[Task statement]: How many lines in this material include the string "Сейнт"? Answer with the number and nothing further.

====================

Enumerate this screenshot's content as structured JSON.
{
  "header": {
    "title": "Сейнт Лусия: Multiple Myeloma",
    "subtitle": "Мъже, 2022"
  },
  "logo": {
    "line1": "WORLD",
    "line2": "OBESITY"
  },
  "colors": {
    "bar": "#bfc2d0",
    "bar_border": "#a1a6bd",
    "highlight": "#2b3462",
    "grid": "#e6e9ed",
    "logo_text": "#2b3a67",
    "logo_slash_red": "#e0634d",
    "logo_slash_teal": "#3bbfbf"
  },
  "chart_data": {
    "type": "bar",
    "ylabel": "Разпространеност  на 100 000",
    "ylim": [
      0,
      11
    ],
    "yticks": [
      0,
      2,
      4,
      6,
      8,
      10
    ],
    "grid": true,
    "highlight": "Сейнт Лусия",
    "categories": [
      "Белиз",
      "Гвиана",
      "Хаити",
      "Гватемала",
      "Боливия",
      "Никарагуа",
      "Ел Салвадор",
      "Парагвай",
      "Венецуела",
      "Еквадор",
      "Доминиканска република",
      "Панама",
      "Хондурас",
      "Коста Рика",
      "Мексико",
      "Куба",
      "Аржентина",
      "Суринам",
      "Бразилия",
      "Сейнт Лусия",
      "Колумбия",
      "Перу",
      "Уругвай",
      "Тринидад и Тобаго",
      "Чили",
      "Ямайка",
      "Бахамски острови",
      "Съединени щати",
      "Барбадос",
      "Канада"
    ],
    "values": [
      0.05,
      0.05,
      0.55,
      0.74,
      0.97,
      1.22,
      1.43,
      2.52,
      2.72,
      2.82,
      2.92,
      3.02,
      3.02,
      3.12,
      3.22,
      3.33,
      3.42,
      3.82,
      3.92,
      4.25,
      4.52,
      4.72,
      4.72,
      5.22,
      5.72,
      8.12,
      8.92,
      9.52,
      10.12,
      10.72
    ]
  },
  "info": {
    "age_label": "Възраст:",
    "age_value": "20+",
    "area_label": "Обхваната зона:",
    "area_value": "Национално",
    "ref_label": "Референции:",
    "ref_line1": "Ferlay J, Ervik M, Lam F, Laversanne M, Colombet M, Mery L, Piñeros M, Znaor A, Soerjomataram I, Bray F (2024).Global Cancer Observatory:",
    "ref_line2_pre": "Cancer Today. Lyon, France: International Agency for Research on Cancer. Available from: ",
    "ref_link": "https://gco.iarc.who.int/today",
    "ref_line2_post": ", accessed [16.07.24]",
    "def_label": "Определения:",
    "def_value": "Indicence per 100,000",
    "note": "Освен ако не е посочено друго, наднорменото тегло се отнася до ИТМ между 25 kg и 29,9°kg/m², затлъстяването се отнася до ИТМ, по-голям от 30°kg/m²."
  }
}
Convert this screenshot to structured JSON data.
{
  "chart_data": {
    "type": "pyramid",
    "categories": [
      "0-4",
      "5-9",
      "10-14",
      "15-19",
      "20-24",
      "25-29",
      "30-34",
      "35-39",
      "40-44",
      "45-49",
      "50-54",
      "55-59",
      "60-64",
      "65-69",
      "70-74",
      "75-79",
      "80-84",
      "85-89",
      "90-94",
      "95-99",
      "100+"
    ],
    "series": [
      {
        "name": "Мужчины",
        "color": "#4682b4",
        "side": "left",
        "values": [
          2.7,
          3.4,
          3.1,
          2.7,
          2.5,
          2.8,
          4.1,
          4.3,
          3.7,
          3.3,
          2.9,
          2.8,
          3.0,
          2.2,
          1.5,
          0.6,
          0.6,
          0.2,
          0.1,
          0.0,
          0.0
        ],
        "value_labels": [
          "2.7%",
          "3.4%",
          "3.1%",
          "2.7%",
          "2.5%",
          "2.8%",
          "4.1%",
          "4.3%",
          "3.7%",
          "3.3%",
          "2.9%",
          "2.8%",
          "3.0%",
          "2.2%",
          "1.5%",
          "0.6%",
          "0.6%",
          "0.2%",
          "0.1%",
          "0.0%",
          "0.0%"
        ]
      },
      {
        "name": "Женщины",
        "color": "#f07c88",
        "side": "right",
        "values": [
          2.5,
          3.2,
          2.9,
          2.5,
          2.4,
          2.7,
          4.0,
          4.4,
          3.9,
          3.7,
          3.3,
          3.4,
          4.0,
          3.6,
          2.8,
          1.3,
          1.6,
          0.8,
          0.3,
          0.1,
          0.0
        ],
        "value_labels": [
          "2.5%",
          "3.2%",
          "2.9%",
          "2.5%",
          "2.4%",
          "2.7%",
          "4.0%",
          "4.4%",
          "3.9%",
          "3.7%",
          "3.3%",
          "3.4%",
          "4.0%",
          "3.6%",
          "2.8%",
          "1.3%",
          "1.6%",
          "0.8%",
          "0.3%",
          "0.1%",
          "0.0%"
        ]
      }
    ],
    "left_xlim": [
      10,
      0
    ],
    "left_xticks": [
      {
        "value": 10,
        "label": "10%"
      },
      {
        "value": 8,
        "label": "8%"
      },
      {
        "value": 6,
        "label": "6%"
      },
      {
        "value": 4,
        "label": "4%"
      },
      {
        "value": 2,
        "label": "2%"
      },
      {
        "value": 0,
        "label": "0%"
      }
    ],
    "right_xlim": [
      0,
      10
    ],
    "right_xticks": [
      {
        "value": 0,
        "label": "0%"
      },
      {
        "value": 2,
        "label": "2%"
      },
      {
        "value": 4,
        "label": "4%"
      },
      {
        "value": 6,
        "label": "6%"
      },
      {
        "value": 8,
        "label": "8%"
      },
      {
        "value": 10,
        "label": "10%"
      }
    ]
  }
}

====================

[Expected answer]: 3